Required task:
Print all entries precisely as they are written.

---

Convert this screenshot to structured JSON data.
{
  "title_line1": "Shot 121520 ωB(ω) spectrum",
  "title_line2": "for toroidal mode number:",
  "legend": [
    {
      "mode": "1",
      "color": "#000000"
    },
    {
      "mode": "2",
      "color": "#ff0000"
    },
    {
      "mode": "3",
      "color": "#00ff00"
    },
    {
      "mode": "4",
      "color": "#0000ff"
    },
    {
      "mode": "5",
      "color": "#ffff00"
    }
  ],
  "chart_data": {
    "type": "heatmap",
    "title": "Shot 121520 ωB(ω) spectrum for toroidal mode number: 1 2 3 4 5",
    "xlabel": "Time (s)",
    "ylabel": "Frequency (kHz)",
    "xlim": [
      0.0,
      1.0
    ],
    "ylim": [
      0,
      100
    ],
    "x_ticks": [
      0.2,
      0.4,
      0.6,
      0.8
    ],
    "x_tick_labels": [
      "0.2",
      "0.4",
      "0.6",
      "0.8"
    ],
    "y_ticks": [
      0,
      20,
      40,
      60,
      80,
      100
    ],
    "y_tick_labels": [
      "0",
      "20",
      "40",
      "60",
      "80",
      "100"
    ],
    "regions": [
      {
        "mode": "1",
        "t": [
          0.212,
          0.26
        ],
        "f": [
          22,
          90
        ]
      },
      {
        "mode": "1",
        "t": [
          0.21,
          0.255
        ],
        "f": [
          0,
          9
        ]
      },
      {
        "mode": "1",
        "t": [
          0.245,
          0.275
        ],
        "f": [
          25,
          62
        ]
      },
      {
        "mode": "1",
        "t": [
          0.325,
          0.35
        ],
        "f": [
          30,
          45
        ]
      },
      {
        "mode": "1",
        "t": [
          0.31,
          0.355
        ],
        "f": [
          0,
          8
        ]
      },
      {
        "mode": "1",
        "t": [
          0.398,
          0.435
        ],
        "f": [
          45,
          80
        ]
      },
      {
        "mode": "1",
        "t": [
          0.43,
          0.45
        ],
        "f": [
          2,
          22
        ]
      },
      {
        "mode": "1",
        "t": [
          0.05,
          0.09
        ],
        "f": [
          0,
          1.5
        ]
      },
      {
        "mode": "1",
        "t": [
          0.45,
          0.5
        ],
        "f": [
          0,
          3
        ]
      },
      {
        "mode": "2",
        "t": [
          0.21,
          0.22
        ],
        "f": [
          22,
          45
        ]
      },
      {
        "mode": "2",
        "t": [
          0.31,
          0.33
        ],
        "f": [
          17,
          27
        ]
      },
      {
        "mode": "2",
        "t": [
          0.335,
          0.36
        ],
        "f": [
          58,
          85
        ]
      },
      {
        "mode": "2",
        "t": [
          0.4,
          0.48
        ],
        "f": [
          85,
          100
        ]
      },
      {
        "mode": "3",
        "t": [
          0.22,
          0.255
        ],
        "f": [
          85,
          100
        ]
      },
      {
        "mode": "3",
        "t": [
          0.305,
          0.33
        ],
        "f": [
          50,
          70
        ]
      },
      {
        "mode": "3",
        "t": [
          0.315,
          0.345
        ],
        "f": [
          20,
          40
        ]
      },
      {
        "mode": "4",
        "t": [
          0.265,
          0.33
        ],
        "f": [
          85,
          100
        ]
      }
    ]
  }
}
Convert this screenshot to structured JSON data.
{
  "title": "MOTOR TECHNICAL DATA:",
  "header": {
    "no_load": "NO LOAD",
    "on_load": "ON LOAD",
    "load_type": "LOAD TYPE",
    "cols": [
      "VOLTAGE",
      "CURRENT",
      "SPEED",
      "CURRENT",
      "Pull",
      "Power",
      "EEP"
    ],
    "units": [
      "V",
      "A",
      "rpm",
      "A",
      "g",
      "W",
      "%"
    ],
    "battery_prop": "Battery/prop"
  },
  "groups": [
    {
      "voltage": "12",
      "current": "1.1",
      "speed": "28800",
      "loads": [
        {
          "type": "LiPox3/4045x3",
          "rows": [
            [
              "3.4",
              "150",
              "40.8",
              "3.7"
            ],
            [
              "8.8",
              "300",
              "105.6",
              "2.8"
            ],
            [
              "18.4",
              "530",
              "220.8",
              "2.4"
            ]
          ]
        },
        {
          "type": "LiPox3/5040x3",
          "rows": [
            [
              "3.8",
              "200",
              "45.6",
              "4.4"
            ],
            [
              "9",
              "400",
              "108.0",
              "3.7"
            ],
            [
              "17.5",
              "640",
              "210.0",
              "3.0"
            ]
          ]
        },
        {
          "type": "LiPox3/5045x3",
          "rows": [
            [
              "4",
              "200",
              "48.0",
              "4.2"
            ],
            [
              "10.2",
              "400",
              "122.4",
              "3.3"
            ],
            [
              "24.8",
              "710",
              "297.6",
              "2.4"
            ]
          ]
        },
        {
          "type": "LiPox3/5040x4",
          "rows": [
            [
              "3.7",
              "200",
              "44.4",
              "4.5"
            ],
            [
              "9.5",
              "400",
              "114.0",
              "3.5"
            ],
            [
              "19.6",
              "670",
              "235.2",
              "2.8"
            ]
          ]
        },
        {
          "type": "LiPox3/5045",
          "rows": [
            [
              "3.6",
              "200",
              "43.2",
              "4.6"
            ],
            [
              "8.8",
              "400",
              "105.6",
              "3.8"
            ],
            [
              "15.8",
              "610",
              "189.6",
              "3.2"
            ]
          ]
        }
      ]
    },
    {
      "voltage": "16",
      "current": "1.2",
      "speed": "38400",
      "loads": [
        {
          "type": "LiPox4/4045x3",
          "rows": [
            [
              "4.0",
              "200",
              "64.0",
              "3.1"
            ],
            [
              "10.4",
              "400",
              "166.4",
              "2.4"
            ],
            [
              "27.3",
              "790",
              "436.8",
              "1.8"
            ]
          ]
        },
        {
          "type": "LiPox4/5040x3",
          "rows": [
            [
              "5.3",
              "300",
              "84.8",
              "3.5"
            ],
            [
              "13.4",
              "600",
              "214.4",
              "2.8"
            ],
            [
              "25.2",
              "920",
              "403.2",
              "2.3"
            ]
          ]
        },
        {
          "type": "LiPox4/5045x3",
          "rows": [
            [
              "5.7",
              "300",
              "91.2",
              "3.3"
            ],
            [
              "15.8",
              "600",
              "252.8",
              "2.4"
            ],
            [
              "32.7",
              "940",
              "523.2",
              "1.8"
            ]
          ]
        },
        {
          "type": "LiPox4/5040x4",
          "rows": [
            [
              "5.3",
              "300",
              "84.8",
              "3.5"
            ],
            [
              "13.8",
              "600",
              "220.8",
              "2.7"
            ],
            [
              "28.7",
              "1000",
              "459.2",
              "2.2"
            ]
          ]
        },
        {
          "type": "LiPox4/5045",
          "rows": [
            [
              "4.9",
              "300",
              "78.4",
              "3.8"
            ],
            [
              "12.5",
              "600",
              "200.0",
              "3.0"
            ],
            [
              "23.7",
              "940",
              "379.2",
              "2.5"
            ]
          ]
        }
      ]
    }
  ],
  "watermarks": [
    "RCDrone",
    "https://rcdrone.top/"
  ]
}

---

Answer to the exercise:
Convert this screenshot to structured JSON data.
{
  "title_line1": "Shot 121520 ωB(ω) spectrum",
  "title_line2": "for toroidal mode number:",
  "legend": [
    {
      "mode": "1",
      "color": "#000000"
    },
    {
      "mode": "2",
      "color": "#ff0000"
    },
    {
      "mode": "3",
      "color": "#00ff00"
    },
    {
      "mode": "4",
      "color": "#0000ff"
    },
    {
      "mode": "5",
      "color": "#ffff00"
    }
  ],
  "chart_data": {
    "type": "heatmap",
    "title": "Shot 121520 ωB(ω) spectrum for toroidal mode number: 1 2 3 4 5",
    "xlabel": "Time (s)",
    "ylabel": "Frequency (kHz)",
    "xlim": [
      0.0,
      1.0
    ],
    "ylim": [
      0,
      100
    ],
    "x_ticks": [
      0.2,
      0.4,
      0.6,
      0.8
    ],
    "x_tick_labels": [
      "0.2",
      "0.4",
      "0.6",
      "0.8"
    ],
    "y_ticks": [
      0,
      20,
      40,
      60,
      80,
      100
    ],
    "y_tick_labels": [
      "0",
      "20",
      "40",
      "60",
      "80",
      "100"
    ],
    "regions": [
      {
        "mode": "1",
        "t": [
          0.212,
          0.26
        ],
        "f": [
          22,
          90
        ]
      },
      {
        "mode": "1",
        "t": [
          0.21,
          0.255
        ],
        "f": [
          0,
          9
        ]
      },
      {
        "mode": "1",
        "t": [
          0.245,
          0.275
        ],
        "f": [
          25,
          62
        ]
      },
      {
        "mode": "1",
        "t": [
          0.325,
          0.35
        ],
        "f": [
          30,
          45
        ]
      },
      {
        "mode": "1",
        "t": [
          0.31,
          0.355
        ],
        "f": [
          0,
          8
        ]
      },
      {
        "mode": "1",
        "t": [
          0.398,
          0.435
        ],
        "f": [
          45,
          80
        ]
      },
      {
        "mode": "1",
        "t": [
          0.43,
          0.45
        ],
        "f": [
          2,
          22
        ]
      },
      {
        "mode": "1",
        "t": [
          0.05,
          0.09
        ],
        "f": [
          0,
          1.5
        ]
      },
      {
        "mode": "1",
        "t": [
          0.45,
          0.5
        ],
        "f": [
          0,
          3
        ]
      },
      {
        "mode": "2",
        "t": [
          0.21,
          0.22
        ],
        "f": [
          22,
          45
        ]
      },
      {
        "mode": "2",
        "t": [
          0.31,
          0.33
        ],
        "f": [
          17,
          27
        ]
      },
      {
        "mode": "2",
        "t": [
          0.335,
          0.36
        ],
        "f": [
          58,
          85
        ]
      },
      {
        "mode": "2",
        "t": [
          0.4,
          0.48
        ],
        "f": [
          85,
          100
        ]
      },
      {
        "mode": "3",
        "t": [
          0.22,
          0.255
        ],
        "f": [
          85,
          100
        ]
      },
      {
        "mode": "3",
        "t": [
          0.305,
          0.33
        ],
        "f": [
          50,
          70
        ]
      },
      {
        "mode": "3",
        "t": [
          0.315,
          0.345
        ],
        "f": [
          20,
          40
        ]
      },
      {
        "mode": "4",
        "t": [
          0.265,
          0.33
        ],
        "f": [
          85,
          100
        ]
      }
    ]
  }
}
Convert this screenshot to structured JSON data.
{
  "title": "MOTOR TECHNICAL DATA:",
  "header": {
    "no_load": "NO LOAD",
    "on_load": "ON LOAD",
    "load_type": "LOAD TYPE",
    "cols": [
      "VOLTAGE",
      "CURRENT",
      "SPEED",
      "CURRENT",
      "Pull",
      "Power",
      "EEP"
    ],
    "units": [
      "V",
      "A",
      "rpm",
      "A",
      "g",
      "W",
      "%"
    ],
    "battery_prop": "Battery/prop"
  },
  "groups": [
    {
      "voltage": "12",
      "current": "1.1",
      "speed": "28800",
      "loads": [
        {
          "type": "LiPox3/4045x3",
          "rows": [
            [
              "3.4",
              "150",
              "40.8",
              "3.7"
            ],
            [
              "8.8",
              "300",
              "105.6",
              "2.8"
            ],
            [
              "18.4",
              "530",
              "220.8",
              "2.4"
            ]
          ]
        },
        {
          "type": "LiPox3/5040x3",
          "rows": [
            [
              "3.8",
              "200",
              "45.6",
              "4.4"
            ],
            [
              "9",
              "400",
              "108.0",
              "3.7"
            ],
            [
              "17.5",
              "640",
              "210.0",
              "3.0"
            ]
          ]
        },
        {
          "type": "LiPox3/5045x3",
          "rows": [
            [
              "4",
              "200",
              "48.0",
              "4.2"
            ],
            [
              "10.2",
              "400",
              "122.4",
              "3.3"
            ],
            [
              "24.8",
              "710",
              "297.6",
              "2.4"
            ]
          ]
        },
        {
          "type": "LiPox3/5040x4",
          "rows": [
            [
              "3.7",
              "200",
              "44.4",
              "4.5"
            ],
            [
              "9.5",
              "400",
              "114.0",
              "3.5"
            ],
            [
              "19.6",
              "670",
              "235.2",
              "2.8"
            ]
          ]
        },
        {
          "type": "LiPox3/5045",
          "rows": [
            [
              "3.6",
              "200",
              "43.2",
              "4.6"
            ],
            [
              "8.8",
              "400",
              "105.6",
              "3.8"
            ],
            [
              "15.8",
              "610",
              "189.6",
              "3.2"
            ]
          ]
        }
      ]
    },
    {
      "voltage": "16",
      "current": "1.2",
      "speed": "38400",
      "loads": [
        {
          "type": "LiPox4/4045x3",
          "rows": [
            [
              "4.0",
              "200",
              "64.0",
              "3.1"
            ],
            [
              "10.4",
              "400",
              "166.4",
              "2.4"
            ],
            [
              "27.3",
              "790",
              "436.8",
              "1.8"
            ]
          ]
        },
        {
          "type": "LiPox4/5040x3",
          "rows": [
            [
              "5.3",
              "300",
              "84.8",
              "3.5"
            ],
            [
              "13.4",
              "600",
              "214.4",
              "2.8"
            ],
            [
              "25.2",
              "920",
              "403.2",
              "2.3"
            ]
          ]
        },
        {
          "type": "LiPox4/5045x3",
          "rows": [
            [
              "5.7",
              "300",
              "91.2",
              "3.3"
            ],
            [
              "15.8",
              "600",
              "252.8",
              "2.4"
            ],
            [
              "32.7",
              "940",
              "523.2",
              "1.8"
            ]
          ]
        },
        {
          "type": "LiPox4/5040x4",
          "rows": [
            [
              "5.3",
              "300",
              "84.8",
              "3.5"
            ],
            [
              "13.8",
              "600",
              "220.8",
              "2.7"
            ],
            [
              "28.7",
              "1000",
              "459.2",
              "2.2"
            ]
          ]
        },
        {
          "type": "LiPox4/5045",
          "rows": [
            [
              "4.9",
              "300",
              "78.4",
              "3.8"
            ],
            [
              "12.5",
              "600",
              "200.0",
              "3.0"
            ],
            [
              "23.7",
              "940",
              "379.2",
              "2.5"
            ]
          ]
        }
      ]
    }
  ],
  "watermarks": [
    "RCDrone",
    "https://rcdrone.top/"
  ]
}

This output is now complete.